[start of Records to process]

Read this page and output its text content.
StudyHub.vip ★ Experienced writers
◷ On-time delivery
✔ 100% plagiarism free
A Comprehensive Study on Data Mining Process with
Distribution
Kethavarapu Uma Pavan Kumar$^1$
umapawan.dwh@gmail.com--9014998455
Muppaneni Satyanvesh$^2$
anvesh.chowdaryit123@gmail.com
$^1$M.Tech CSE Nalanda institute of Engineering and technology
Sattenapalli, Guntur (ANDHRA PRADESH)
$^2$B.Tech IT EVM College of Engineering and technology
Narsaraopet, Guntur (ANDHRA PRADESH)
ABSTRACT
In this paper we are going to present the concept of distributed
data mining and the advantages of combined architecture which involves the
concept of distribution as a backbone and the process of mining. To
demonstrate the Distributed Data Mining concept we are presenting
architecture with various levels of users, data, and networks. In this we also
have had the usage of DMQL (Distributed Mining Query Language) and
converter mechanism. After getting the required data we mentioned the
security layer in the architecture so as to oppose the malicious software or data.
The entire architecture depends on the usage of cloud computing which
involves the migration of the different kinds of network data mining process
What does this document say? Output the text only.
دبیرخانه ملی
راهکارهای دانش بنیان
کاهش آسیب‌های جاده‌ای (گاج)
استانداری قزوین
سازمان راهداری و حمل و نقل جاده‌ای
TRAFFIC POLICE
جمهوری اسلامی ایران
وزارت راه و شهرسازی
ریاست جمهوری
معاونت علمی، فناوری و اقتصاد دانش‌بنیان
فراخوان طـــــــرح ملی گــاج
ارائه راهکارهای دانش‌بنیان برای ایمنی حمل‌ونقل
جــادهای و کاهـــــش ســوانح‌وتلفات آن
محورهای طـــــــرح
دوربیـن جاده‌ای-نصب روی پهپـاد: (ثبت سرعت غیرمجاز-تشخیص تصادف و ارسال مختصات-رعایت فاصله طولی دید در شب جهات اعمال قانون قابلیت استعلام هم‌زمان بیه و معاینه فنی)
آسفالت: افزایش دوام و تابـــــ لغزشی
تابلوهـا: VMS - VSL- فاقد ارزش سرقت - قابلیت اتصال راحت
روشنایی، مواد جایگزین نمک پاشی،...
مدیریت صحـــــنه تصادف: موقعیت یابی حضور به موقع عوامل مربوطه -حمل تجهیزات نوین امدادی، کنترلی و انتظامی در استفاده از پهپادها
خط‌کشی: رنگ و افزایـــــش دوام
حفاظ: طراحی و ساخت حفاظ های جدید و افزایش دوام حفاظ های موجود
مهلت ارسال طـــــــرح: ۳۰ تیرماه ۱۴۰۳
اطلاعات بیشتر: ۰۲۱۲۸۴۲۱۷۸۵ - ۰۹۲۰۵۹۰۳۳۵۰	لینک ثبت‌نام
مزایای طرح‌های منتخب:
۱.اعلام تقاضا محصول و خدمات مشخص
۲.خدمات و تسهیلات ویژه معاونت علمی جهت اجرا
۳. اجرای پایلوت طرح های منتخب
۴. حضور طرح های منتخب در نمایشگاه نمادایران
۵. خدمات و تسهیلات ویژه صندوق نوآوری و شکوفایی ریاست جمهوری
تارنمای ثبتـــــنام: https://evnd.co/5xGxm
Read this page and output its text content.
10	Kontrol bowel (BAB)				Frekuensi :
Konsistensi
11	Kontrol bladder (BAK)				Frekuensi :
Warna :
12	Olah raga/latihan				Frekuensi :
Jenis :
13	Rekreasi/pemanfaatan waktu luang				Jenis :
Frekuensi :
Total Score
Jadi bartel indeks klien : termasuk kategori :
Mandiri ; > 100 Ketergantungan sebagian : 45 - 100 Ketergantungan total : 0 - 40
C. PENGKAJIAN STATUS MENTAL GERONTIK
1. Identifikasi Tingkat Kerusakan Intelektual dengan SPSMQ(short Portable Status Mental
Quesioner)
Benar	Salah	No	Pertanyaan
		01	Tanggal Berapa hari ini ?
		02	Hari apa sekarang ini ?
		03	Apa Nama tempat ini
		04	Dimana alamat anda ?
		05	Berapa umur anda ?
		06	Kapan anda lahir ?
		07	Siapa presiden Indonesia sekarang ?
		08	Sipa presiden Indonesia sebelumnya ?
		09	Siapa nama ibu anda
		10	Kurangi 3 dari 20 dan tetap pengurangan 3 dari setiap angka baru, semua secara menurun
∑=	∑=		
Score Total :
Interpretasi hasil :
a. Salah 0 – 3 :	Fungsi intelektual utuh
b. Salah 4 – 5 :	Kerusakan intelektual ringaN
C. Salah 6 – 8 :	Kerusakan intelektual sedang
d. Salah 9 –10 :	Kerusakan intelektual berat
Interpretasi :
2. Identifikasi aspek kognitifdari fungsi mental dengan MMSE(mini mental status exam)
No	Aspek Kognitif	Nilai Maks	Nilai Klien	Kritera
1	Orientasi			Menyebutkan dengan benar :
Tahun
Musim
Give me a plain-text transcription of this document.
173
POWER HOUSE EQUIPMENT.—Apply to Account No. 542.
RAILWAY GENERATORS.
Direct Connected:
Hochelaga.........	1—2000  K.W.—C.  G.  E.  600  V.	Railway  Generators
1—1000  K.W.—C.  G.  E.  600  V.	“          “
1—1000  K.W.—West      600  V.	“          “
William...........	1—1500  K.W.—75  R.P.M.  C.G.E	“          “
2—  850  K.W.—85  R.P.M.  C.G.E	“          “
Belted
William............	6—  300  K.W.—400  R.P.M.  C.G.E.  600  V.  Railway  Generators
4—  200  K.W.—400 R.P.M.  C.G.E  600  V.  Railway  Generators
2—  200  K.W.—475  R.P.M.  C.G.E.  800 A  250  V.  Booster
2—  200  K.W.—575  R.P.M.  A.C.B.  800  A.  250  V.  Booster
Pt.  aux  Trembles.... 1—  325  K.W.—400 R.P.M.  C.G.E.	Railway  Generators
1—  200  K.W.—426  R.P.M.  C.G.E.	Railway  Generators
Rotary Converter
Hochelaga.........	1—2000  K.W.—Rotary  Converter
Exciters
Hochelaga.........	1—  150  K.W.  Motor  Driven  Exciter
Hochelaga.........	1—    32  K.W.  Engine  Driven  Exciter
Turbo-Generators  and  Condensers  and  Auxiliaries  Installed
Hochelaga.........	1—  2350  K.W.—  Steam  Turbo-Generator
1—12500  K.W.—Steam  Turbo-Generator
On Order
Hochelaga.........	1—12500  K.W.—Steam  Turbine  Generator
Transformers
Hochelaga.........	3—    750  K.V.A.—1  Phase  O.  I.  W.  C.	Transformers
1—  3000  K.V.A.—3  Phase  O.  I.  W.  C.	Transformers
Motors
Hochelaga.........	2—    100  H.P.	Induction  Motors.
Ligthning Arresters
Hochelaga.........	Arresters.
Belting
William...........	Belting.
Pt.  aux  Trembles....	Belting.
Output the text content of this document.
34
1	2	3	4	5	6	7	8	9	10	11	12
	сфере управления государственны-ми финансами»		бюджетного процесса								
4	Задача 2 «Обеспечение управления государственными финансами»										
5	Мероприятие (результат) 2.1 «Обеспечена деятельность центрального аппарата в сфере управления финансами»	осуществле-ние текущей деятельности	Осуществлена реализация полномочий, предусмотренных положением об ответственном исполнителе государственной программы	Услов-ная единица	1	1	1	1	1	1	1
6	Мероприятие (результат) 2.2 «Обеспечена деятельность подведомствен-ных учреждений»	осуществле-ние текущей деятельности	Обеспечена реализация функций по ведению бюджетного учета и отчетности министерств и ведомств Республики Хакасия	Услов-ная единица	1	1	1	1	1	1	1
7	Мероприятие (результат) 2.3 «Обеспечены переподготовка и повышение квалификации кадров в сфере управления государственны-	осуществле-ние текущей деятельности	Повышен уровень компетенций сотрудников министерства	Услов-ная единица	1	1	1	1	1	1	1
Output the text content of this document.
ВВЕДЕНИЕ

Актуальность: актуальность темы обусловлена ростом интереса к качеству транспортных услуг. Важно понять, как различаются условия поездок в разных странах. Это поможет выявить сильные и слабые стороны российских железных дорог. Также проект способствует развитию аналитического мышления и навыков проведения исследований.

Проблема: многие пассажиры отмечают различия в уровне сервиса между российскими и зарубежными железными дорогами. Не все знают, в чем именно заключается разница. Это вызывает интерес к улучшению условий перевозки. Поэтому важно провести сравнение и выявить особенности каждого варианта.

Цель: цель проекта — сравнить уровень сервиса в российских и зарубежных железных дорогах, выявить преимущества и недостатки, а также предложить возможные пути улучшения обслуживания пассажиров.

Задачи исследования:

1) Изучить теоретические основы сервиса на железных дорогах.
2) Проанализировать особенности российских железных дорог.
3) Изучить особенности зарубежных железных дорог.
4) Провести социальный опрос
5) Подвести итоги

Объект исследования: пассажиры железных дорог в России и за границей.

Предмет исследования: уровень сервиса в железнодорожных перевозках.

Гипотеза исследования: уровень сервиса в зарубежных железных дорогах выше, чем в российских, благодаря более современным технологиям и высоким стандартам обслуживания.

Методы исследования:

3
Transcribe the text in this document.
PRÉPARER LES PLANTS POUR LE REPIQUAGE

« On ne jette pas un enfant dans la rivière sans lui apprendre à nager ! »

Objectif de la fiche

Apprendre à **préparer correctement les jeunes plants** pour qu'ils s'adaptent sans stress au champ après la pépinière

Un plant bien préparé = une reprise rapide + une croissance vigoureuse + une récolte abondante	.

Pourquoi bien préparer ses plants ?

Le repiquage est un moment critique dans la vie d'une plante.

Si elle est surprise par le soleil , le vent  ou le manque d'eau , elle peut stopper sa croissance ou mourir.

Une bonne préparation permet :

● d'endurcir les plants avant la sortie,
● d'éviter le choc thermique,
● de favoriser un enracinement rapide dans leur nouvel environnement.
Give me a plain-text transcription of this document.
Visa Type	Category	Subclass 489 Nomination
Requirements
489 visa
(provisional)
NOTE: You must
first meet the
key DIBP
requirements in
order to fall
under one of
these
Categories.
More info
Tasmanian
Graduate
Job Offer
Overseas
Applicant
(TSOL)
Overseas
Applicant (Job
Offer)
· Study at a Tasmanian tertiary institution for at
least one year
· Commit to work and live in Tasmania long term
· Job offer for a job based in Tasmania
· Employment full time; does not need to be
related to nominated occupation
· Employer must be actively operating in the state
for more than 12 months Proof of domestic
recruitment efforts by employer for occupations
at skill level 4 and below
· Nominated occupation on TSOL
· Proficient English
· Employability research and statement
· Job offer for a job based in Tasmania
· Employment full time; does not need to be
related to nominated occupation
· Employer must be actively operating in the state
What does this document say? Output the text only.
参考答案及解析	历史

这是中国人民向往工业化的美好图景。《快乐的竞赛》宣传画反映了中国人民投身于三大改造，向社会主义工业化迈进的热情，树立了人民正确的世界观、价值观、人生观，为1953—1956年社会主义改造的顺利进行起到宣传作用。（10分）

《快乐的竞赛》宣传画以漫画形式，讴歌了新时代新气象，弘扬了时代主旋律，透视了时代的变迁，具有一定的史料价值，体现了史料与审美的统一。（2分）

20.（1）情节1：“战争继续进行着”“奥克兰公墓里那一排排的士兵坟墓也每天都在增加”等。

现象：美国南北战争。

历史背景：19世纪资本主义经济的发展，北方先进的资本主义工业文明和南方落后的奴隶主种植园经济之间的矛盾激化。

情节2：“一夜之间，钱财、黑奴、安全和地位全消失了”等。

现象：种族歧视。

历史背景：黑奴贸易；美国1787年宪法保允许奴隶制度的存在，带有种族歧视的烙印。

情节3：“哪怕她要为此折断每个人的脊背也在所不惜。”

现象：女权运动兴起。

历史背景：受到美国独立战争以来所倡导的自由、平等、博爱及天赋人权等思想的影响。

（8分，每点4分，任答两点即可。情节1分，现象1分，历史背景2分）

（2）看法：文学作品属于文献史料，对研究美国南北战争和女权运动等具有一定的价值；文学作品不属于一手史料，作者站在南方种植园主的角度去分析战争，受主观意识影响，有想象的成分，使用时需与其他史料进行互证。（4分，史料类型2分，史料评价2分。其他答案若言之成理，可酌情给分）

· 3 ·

[end of Records to process]

[Exercise objective]
Only a number is expected here: the count of lines in the listing that hold the string "Driven".

[The response]
2